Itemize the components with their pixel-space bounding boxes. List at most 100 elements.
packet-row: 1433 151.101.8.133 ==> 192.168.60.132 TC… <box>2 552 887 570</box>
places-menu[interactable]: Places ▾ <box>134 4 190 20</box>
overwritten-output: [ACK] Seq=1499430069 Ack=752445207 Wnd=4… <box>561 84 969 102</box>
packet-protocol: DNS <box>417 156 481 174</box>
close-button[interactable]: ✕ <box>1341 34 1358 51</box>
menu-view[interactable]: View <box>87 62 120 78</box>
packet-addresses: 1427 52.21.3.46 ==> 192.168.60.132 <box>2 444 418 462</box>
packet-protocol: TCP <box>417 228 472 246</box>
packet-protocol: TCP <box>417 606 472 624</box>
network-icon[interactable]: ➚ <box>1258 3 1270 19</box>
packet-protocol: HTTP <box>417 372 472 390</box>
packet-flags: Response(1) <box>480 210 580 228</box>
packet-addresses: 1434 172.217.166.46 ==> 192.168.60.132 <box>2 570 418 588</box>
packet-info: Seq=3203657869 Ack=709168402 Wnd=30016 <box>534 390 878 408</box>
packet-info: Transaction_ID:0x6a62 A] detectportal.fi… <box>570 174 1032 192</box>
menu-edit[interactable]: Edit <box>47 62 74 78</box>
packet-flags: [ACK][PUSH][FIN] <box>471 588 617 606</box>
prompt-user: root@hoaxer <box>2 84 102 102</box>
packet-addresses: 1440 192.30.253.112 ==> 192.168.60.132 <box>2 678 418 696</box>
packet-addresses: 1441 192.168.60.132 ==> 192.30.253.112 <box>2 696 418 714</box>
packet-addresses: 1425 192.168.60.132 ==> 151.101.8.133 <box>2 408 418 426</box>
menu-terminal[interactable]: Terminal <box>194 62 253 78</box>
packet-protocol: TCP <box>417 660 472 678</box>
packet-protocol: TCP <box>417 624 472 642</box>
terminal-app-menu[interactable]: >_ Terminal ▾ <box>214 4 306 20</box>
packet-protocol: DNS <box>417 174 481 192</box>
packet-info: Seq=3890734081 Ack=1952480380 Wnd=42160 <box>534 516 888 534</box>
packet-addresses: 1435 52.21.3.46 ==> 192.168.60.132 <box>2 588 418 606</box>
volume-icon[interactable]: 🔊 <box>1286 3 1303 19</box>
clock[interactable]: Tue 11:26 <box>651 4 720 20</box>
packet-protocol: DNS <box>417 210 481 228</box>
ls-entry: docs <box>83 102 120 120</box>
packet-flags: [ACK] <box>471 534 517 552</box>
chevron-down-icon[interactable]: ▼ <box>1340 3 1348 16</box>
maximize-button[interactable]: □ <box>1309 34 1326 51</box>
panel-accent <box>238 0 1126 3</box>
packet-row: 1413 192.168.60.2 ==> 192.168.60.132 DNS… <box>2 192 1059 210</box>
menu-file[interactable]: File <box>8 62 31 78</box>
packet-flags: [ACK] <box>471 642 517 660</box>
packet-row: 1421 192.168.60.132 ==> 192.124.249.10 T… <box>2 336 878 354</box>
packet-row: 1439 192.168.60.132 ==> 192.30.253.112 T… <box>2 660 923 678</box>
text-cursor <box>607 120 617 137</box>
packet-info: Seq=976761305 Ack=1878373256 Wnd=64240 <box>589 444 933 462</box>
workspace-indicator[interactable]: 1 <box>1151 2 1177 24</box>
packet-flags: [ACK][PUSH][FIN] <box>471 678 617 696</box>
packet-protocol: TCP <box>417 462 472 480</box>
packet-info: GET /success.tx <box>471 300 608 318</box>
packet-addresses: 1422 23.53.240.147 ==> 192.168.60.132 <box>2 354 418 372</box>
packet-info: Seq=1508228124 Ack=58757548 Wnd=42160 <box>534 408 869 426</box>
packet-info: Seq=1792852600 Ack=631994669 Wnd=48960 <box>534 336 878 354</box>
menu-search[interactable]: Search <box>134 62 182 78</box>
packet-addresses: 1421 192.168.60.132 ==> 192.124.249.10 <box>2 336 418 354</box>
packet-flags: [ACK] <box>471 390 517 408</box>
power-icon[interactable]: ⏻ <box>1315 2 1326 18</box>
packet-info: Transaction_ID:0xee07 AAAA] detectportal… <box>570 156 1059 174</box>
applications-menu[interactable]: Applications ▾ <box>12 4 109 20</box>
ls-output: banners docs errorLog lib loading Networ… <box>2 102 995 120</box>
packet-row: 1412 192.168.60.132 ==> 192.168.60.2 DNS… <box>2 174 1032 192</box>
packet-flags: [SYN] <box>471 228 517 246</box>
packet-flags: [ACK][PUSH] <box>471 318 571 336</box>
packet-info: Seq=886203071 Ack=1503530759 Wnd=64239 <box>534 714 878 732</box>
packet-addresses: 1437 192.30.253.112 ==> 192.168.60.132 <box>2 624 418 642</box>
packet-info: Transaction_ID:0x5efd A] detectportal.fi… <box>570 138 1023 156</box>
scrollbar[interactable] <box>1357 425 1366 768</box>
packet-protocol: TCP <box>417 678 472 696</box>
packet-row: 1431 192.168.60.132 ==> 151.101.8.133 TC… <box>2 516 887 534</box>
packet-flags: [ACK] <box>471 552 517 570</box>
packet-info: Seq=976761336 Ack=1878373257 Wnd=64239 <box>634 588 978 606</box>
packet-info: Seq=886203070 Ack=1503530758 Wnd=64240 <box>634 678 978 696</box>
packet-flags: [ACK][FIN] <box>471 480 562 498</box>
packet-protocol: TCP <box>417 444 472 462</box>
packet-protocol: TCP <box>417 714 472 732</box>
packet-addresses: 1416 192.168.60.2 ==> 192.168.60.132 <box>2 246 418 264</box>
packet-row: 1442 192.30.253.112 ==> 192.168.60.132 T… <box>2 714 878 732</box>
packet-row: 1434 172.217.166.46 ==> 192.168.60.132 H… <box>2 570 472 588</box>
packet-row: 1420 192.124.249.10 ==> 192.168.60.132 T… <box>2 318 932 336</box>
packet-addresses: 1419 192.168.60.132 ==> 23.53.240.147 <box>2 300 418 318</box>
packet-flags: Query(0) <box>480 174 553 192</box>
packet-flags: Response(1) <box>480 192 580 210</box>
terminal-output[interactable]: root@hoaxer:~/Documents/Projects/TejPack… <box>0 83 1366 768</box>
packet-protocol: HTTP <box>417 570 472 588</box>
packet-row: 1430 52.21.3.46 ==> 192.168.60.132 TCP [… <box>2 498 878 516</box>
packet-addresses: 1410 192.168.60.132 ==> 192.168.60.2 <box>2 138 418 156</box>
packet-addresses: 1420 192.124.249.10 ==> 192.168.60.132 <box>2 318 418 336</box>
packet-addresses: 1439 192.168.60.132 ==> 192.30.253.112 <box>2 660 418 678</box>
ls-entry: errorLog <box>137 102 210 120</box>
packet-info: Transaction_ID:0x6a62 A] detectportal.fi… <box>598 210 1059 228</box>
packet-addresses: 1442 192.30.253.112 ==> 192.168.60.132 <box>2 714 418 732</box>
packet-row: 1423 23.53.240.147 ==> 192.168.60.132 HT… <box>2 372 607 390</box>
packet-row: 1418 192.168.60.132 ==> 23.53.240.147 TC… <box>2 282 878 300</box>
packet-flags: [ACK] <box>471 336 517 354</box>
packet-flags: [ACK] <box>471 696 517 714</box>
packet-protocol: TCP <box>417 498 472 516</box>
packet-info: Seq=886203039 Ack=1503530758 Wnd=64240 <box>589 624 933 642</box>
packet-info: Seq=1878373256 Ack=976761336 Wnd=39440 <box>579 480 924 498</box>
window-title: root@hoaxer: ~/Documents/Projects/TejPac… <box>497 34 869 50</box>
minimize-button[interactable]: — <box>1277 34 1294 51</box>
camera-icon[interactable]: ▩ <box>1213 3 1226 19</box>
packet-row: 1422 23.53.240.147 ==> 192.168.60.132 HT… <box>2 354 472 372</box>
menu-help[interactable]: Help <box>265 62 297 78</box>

The problem —
Give the data again exactly, from the start through the line containing "packet-info: Seq=3890734081 Ack=1952480380", inclusive.

Solution —
Itemize the components with their pixel-space bounding boxes. List at most 100 elements.
packet-row: 1433 151.101.8.133 ==> 192.168.60.132 TC… <box>2 552 887 570</box>
places-menu[interactable]: Places ▾ <box>134 4 190 20</box>
overwritten-output: [ACK] Seq=1499430069 Ack=752445207 Wnd=4… <box>561 84 969 102</box>
packet-protocol: DNS <box>417 156 481 174</box>
close-button[interactable]: ✕ <box>1341 34 1358 51</box>
menu-view[interactable]: View <box>87 62 120 78</box>
packet-addresses: 1427 52.21.3.46 ==> 192.168.60.132 <box>2 444 418 462</box>
packet-protocol: TCP <box>417 228 472 246</box>
packet-protocol: TCP <box>417 606 472 624</box>
network-icon[interactable]: ➚ <box>1258 3 1270 19</box>
packet-protocol: HTTP <box>417 372 472 390</box>
packet-flags: Response(1) <box>480 210 580 228</box>
packet-addresses: 1434 172.217.166.46 ==> 192.168.60.132 <box>2 570 418 588</box>
packet-info: Seq=3203657869 Ack=709168402 Wnd=30016 <box>534 390 878 408</box>
packet-info: Transaction_ID:0x6a62 A] detectportal.fi… <box>570 174 1032 192</box>
menu-edit[interactable]: Edit <box>47 62 74 78</box>
packet-flags: [ACK][PUSH][FIN] <box>471 588 617 606</box>
prompt-user: root@hoaxer <box>2 84 102 102</box>
packet-addresses: 1440 192.30.253.112 ==> 192.168.60.132 <box>2 678 418 696</box>
packet-addresses: 1441 192.168.60.132 ==> 192.30.253.112 <box>2 696 418 714</box>
packet-addresses: 1425 192.168.60.132 ==> 151.101.8.133 <box>2 408 418 426</box>
menu-terminal[interactable]: Terminal <box>194 62 253 78</box>
packet-protocol: TCP <box>417 660 472 678</box>
packet-protocol: TCP <box>417 624 472 642</box>
terminal-app-menu[interactable]: >_ Terminal ▾ <box>214 4 306 20</box>
packet-protocol: DNS <box>417 174 481 192</box>
packet-info: Seq=3890734081 Ack=1952480380 Wnd=42160 <box>534 516 888 534</box>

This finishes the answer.